Problem to solve:
Write every line of the material out exactly as shown.

<<<<

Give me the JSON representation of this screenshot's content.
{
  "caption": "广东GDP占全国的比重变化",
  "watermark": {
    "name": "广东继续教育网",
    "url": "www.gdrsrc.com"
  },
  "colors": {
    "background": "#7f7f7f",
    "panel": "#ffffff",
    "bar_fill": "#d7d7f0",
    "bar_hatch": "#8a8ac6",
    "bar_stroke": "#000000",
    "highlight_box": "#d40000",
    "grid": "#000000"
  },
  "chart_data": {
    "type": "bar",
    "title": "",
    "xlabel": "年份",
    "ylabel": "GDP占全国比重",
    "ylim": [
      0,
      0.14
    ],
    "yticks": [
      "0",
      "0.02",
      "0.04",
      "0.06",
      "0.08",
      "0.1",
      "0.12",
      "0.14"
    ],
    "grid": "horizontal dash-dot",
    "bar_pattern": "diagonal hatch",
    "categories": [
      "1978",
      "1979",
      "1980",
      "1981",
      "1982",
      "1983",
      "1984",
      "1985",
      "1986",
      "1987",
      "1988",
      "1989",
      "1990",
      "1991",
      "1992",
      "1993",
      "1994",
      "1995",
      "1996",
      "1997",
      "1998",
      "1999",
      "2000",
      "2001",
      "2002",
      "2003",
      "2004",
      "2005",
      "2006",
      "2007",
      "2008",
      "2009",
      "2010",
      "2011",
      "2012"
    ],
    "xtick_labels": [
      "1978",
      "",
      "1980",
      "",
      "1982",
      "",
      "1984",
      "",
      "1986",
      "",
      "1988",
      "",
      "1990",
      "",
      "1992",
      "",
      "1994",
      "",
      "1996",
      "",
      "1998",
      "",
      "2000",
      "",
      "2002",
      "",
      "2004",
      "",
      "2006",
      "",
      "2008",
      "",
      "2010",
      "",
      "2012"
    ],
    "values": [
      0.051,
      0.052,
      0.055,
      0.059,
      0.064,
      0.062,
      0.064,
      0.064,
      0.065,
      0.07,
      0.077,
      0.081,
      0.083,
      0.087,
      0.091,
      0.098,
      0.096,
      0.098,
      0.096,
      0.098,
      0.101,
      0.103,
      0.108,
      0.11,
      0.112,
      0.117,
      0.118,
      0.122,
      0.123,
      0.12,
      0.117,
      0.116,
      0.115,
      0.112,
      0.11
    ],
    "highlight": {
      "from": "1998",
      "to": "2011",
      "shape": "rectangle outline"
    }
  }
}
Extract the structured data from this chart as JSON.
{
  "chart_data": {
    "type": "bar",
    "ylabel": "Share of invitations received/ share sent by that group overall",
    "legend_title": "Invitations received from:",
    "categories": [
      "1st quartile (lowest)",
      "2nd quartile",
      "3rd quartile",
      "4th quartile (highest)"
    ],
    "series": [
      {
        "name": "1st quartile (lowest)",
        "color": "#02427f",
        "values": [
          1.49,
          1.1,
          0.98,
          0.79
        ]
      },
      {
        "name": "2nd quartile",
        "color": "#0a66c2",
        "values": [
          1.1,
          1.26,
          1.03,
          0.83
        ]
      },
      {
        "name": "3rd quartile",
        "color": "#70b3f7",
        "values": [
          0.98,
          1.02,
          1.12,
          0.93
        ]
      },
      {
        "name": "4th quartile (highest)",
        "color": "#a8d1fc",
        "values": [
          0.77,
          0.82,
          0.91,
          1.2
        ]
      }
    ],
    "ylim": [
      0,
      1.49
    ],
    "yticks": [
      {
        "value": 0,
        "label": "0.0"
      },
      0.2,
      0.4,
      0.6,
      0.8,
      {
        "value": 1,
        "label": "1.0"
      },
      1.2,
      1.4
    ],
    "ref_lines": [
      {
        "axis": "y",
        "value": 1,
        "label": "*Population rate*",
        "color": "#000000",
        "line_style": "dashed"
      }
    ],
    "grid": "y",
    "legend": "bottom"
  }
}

>>>>

Output of the exercise:
Give me the JSON representation of this screenshot's content.
{
  "caption": "广东GDP占全国的比重变化",
  "watermark": {
    "name": "广东继续教育网",
    "url": "www.gdrsrc.com"
  },
  "colors": {
    "background": "#7f7f7f",
    "panel": "#ffffff",
    "bar_fill": "#d7d7f0",
    "bar_hatch": "#8a8ac6",
    "bar_stroke": "#000000",
    "highlight_box": "#d40000",
    "grid": "#000000"
  },
  "chart_data": {
    "type": "bar",
    "title": "",
    "xlabel": "年份",
    "ylabel": "GDP占全国比重",
    "ylim": [
      0,
      0.14
    ],
    "yticks": [
      "0",
      "0.02",
      "0.04",
      "0.06",
      "0.08",
      "0.1",
      "0.12",
      "0.14"
    ],
    "grid": "horizontal dash-dot",
    "bar_pattern": "diagonal hatch",
    "categories": [
      "1978",
      "1979",
      "1980",
      "1981",
      "1982",
      "1983",
      "1984",
      "1985",
      "1986",
      "1987",
      "1988",
      "1989",
      "1990",
      "1991",
      "1992",
      "1993",
      "1994",
      "1995",
      "1996",
      "1997",
      "1998",
      "1999",
      "2000",
      "2001",
      "2002",
      "2003",
      "2004",
      "2005",
      "2006",
      "2007",
      "2008",
      "2009",
      "2010",
      "2011",
      "2012"
    ],
    "xtick_labels": [
      "1978",
      "",
      "1980",
      "",
      "1982",
      "",
      "1984",
      "",
      "1986",
      "",
      "1988",
      "",
      "1990",
      "",
      "1992",
      "",
      "1994",
      "",
      "1996",
      "",
      "1998",
      "",
      "2000",
      "",
      "2002",
      "",
      "2004",
      "",
      "2006",
      "",
      "2008",
      "",
      "2010",
      "",
      "2012"
    ],
    "values": [
      0.051,
      0.052,
      0.055,
      0.059,
      0.064,
      0.062,
      0.064,
      0.064,
      0.065,
      0.07,
      0.077,
      0.081,
      0.083,
      0.087,
      0.091,
      0.098,
      0.096,
      0.098,
      0.096,
      0.098,
      0.101,
      0.103,
      0.108,
      0.11,
      0.112,
      0.117,
      0.118,
      0.122,
      0.123,
      0.12,
      0.117,
      0.116,
      0.115,
      0.112,
      0.11
    ],
    "highlight": {
      "from": "1998",
      "to": "2011",
      "shape": "rectangle outline"
    }
  }
}
Extract the structured data from this chart as JSON.
{
  "chart_data": {
    "type": "bar",
    "ylabel": "Share of invitations received/ share sent by that group overall",
    "legend_title": "Invitations received from:",
    "categories": [
      "1st quartile (lowest)",
      "2nd quartile",
      "3rd quartile",
      "4th quartile (highest)"
    ],
    "series": [
      {
        "name": "1st quartile (lowest)",
        "color": "#02427f",
        "values": [
          1.49,
          1.1,
          0.98,
          0.79
        ]
      },
      {
        "name": "2nd quartile",
        "color": "#0a66c2",
        "values": [
          1.1,
          1.26,
          1.03,
          0.83
        ]
      },
      {
        "name": "3rd quartile",
        "color": "#70b3f7",
        "values": [
          0.98,
          1.02,
          1.12,
          0.93
        ]
      },
      {
        "name": "4th quartile (highest)",
        "color": "#a8d1fc",
        "values": [
          0.77,
          0.82,
          0.91,
          1.2
        ]
      }
    ],
    "ylim": [
      0,
      1.49
    ],
    "yticks": [
      {
        "value": 0,
        "label": "0.0"
      },
      0.2,
      0.4,
      0.6,
      0.8,
      {
        "value": 1,
        "label": "1.0"
      },
      1.2,
      1.4
    ],
    "ref_lines": [
      {
        "axis": "y",
        "value": 1,
        "label": "*Population rate*",
        "color": "#000000",
        "line_style": "dashed"
      }
    ],
    "grid": "y",
    "legend": "bottom"
  }
}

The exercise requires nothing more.